Request. Bring together all lines of the material below that contain the string "this".

--- BEGIN Extracted records ---

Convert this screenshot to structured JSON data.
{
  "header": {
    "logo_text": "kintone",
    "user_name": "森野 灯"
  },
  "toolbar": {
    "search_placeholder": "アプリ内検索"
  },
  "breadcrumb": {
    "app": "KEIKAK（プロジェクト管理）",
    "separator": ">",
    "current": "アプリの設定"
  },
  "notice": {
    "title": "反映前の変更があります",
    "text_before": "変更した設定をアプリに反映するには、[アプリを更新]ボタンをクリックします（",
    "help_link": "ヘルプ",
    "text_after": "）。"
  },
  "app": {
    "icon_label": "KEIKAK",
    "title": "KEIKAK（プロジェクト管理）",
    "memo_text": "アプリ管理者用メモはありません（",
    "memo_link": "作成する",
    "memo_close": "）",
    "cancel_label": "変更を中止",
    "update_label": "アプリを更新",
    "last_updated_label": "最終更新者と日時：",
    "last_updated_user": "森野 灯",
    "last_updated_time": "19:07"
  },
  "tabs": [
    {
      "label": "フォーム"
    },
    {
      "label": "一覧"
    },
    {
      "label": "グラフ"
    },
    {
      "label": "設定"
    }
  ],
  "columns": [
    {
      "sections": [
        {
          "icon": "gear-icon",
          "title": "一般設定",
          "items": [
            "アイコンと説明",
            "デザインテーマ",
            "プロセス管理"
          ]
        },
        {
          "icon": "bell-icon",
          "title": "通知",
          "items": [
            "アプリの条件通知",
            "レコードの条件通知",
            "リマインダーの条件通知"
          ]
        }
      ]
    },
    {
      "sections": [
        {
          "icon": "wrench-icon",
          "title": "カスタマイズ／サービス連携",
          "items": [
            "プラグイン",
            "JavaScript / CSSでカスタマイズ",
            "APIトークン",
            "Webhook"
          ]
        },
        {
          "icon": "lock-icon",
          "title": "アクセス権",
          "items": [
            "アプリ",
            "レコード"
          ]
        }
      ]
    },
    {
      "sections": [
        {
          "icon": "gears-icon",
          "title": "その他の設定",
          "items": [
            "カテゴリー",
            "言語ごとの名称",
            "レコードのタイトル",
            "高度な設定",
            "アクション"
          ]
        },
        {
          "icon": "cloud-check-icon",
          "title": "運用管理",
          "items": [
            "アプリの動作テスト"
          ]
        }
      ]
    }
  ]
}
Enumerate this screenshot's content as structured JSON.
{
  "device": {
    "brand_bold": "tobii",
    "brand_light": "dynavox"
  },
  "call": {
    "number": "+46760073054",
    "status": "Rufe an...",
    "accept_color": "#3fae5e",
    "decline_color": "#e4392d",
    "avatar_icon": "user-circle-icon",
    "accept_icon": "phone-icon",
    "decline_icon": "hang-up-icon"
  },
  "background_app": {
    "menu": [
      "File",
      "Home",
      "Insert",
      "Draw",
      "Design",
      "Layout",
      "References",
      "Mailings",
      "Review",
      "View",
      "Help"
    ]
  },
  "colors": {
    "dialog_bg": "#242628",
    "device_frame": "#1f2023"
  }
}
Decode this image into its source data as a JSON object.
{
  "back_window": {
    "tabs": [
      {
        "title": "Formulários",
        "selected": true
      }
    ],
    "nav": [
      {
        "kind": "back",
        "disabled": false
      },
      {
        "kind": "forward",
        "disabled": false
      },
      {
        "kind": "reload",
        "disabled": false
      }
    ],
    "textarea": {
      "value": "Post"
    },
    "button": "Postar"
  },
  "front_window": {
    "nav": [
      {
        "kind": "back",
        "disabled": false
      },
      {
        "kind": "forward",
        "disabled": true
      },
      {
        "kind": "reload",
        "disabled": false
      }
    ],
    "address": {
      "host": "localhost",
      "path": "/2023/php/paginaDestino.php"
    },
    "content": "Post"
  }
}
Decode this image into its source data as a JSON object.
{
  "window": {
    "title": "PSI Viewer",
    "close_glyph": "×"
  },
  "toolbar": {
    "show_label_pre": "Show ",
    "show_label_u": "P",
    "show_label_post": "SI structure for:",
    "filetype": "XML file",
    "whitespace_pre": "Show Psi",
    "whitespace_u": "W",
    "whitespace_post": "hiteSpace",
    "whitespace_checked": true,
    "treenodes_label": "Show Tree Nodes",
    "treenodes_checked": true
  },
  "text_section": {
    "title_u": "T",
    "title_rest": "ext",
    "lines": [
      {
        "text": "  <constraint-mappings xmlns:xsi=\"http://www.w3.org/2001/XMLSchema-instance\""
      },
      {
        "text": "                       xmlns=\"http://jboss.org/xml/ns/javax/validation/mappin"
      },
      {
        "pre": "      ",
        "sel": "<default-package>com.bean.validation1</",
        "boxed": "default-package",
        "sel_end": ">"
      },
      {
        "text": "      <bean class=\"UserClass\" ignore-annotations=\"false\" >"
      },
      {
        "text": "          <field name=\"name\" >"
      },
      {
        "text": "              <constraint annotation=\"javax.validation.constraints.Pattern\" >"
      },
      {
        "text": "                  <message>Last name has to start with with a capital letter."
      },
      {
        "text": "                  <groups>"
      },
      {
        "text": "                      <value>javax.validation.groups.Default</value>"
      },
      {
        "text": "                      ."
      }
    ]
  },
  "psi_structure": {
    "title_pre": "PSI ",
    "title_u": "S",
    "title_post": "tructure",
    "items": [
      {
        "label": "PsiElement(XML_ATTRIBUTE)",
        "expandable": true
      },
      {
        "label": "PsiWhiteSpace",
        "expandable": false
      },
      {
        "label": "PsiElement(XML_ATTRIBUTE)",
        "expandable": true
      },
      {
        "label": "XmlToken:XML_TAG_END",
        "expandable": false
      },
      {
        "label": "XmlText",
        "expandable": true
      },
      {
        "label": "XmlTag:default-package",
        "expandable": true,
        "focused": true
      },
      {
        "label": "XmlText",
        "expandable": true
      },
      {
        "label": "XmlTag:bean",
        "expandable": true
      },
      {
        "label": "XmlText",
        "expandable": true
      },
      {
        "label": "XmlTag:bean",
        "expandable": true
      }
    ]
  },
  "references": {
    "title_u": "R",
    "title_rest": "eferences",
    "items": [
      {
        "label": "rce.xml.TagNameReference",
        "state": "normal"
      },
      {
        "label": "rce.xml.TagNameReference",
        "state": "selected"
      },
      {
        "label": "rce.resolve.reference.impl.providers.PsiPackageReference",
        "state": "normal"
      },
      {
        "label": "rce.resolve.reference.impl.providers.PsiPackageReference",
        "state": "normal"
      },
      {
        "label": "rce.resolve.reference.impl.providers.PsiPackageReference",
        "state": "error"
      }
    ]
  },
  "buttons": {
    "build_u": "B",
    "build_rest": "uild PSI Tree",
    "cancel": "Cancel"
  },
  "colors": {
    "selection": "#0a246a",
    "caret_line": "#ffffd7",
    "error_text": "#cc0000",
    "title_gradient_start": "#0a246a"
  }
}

--- END Extracted records ---

Right answer.
Convert this screenshot to structured JSON data.
Enumerate this screenshot's content as structured JSON.
Decode this image into its source data as a JSON object.
Decode this image into its source data as a JSON object.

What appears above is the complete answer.